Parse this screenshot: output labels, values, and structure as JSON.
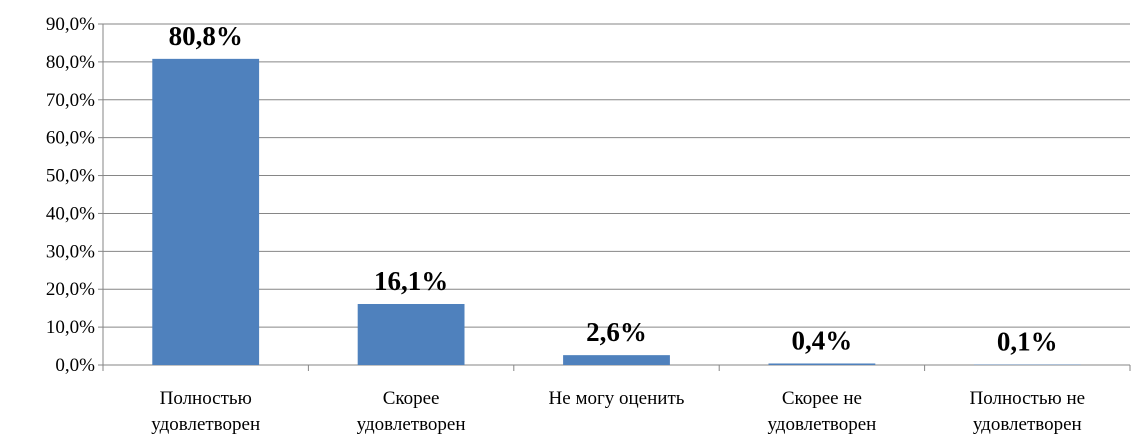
{
  "chart_data": {
    "type": "bar",
    "categories": [
      "Полностью\nудовлетворен",
      "Скорее\nудовлетворен",
      "Не могу оценить",
      "Скорее не\nудовлетворен",
      "Полностью не\nудовлетворен"
    ],
    "values": [
      80.8,
      16.1,
      2.6,
      0.4,
      0.1
    ],
    "value_labels": [
      "80,8%",
      "16,1%",
      "2,6%",
      "0,4%",
      "0,1%"
    ],
    "color": "#4f81bd",
    "ylim": [
      0,
      90
    ],
    "yticks": [
      {
        "value": 0,
        "label": "0,0%"
      },
      {
        "value": 10,
        "label": "10,0%"
      },
      {
        "value": 20,
        "label": "20,0%"
      },
      {
        "value": 30,
        "label": "30,0%"
      },
      {
        "value": 40,
        "label": "40,0%"
      },
      {
        "value": 50,
        "label": "50,0%"
      },
      {
        "value": 60,
        "label": "60,0%"
      },
      {
        "value": 70,
        "label": "70,0%"
      },
      {
        "value": 80,
        "label": "80,0%"
      },
      {
        "value": 90,
        "label": "90,0%"
      }
    ],
    "grid": true
  }
}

********

__Task to carry out__
Each entry should be repeated exactly as it appears; the pictures stay out.

__Output__
Parse this screenshot: output labels, values, and structure as JSON.
{
  "chart_data": {
    "type": "bar",
    "categories": [
      "Полностью\nудовлетворен",
      "Скорее\nудовлетворен",
      "Не могу оценить",
      "Скорее не\nудовлетворен",
      "Полностью не\nудовлетворен"
    ],
    "values": [
      80.8,
      16.1,
      2.6,
      0.4,
      0.1
    ],
    "value_labels": [
      "80,8%",
      "16,1%",
      "2,6%",
      "0,4%",
      "0,1%"
    ],
    "color": "#4f81bd",
    "ylim": [
      0,
      90
    ],
    "yticks": [
      {
        "value": 0,
        "label": "0,0%"
      },
      {
        "value": 10,
        "label": "10,0%"
      },
      {
        "value": 20,
        "label": "20,0%"
      },
      {
        "value": 30,
        "label": "30,0%"
      },
      {
        "value": 40,
        "label": "40,0%"
      },
      {
        "value": 50,
        "label": "50,0%"
      },
      {
        "value": 60,
        "label": "60,0%"
      },
      {
        "value": 70,
        "label": "70,0%"
      },
      {
        "value": 80,
        "label": "80,0%"
      },
      {
        "value": 90,
        "label": "90,0%"
      }
    ],
    "grid": true
  }
}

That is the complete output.